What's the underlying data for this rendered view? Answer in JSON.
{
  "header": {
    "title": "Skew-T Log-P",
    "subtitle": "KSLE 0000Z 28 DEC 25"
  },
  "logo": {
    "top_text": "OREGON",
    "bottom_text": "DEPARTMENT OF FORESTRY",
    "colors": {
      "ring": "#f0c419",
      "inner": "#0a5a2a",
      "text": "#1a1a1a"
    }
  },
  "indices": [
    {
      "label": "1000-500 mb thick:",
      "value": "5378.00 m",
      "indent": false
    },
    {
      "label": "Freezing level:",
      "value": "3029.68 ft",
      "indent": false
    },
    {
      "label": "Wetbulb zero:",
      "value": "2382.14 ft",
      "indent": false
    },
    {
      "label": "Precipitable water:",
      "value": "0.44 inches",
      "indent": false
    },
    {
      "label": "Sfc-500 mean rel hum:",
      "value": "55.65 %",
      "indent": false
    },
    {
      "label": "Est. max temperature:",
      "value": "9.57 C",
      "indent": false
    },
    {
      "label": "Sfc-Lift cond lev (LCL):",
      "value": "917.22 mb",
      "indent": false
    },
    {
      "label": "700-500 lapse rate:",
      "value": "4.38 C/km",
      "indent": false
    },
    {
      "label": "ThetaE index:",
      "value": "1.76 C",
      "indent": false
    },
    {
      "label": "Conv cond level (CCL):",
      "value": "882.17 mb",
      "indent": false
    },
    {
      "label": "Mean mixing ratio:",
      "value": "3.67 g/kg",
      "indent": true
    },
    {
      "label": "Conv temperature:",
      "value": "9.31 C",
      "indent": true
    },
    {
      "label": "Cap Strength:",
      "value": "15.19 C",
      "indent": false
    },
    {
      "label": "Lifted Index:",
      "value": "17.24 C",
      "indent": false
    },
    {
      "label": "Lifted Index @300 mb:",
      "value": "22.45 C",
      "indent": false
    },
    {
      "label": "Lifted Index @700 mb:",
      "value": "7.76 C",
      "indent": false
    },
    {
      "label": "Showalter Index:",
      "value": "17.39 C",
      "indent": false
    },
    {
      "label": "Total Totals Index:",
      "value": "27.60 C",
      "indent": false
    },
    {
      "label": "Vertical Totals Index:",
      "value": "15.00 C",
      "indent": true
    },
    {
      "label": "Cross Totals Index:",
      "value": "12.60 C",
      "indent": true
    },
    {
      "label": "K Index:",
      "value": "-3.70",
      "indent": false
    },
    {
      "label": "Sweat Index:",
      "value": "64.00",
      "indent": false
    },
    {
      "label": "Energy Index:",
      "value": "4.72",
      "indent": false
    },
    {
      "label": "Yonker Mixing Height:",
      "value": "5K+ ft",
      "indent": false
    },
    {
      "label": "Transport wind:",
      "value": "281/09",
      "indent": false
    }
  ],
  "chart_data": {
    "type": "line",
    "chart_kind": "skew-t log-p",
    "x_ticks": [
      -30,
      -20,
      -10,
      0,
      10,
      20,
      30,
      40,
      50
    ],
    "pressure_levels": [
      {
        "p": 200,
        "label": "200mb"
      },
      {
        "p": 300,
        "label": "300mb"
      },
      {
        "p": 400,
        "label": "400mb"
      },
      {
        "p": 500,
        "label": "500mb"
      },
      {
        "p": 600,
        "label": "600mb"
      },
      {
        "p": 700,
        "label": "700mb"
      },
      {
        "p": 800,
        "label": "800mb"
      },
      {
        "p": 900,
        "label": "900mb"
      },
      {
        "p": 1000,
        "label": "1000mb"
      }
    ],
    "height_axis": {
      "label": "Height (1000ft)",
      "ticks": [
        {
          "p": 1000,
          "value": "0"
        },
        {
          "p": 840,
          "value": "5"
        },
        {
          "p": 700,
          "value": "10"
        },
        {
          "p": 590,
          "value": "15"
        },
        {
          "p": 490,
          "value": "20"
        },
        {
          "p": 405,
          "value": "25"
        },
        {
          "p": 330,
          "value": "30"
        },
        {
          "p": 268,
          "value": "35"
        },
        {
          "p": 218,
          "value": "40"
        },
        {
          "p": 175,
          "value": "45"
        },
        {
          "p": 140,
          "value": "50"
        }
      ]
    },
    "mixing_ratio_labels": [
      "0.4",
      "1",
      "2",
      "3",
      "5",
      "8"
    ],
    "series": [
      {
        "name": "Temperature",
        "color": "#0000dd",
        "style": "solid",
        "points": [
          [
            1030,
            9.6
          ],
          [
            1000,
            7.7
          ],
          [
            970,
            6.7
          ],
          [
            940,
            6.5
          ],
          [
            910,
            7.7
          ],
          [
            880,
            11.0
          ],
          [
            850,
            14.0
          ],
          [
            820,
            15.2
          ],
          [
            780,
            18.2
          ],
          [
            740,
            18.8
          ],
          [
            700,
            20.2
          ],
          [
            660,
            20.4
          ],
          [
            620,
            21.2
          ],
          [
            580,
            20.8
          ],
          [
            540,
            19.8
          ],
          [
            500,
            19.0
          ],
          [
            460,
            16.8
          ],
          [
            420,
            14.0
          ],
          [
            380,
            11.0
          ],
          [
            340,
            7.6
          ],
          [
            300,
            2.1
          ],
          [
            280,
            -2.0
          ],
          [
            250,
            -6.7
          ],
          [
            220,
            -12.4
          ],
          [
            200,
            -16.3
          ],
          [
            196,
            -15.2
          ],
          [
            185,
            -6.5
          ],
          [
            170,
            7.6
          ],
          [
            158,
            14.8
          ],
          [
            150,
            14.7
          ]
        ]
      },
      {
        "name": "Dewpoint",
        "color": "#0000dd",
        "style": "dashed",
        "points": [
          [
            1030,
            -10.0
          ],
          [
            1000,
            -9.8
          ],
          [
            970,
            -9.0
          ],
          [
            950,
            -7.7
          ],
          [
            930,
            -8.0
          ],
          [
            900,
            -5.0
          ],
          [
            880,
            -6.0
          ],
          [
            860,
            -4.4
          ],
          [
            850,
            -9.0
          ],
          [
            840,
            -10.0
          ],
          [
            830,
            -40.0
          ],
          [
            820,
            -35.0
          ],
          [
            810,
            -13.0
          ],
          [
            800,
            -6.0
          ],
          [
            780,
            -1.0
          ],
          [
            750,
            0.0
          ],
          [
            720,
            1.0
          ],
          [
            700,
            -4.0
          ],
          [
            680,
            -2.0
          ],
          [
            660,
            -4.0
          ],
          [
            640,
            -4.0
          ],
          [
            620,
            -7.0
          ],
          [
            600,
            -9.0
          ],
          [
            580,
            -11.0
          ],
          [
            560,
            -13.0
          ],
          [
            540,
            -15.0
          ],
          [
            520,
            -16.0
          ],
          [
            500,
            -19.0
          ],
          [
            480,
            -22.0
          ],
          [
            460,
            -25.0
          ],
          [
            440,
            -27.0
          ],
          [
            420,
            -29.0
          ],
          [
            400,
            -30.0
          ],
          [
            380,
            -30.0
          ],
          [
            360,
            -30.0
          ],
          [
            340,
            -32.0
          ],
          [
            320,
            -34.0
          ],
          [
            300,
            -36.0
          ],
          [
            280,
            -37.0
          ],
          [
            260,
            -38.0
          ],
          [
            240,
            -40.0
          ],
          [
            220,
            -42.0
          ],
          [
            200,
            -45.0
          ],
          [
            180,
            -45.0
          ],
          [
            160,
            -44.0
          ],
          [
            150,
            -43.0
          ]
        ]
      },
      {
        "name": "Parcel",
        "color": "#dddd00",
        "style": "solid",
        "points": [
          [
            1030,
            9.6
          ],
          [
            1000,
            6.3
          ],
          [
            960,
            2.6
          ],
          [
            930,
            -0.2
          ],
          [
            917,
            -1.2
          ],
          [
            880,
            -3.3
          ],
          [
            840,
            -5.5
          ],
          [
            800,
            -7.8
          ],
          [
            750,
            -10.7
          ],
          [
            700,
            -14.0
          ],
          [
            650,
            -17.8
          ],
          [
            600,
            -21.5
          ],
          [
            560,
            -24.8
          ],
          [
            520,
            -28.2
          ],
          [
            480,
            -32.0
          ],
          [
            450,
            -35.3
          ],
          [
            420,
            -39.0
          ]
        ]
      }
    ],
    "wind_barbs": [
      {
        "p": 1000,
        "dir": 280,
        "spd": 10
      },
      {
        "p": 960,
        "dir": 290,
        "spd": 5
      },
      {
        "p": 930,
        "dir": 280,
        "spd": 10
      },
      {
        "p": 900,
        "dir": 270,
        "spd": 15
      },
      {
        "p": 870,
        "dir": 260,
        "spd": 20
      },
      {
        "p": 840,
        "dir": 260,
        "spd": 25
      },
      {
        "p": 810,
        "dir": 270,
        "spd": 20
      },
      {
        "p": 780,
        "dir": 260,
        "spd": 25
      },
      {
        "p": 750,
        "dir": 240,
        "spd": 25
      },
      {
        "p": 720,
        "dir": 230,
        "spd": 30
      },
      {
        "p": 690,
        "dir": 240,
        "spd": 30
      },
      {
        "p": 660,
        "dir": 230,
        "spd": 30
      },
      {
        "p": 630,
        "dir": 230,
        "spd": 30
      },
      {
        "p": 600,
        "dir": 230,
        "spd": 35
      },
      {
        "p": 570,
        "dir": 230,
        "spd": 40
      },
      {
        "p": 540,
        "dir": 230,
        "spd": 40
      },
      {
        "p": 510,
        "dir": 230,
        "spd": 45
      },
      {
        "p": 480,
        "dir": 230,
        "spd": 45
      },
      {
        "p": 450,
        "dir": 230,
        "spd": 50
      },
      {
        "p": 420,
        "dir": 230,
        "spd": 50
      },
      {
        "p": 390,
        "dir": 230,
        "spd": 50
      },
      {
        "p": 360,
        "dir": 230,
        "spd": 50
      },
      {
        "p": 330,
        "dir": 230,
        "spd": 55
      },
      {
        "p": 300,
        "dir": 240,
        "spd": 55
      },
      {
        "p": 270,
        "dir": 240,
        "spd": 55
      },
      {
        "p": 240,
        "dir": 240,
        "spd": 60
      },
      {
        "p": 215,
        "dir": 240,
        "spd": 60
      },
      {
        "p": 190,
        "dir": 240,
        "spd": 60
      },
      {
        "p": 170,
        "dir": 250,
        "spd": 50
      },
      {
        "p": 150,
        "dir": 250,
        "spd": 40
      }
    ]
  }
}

---

# PROBLEM TO SOLVE:
What is the number of lines above that contain the string "Lifted"? Answer with the number alone.

# ANSWER TO THIS PROBLEM:
3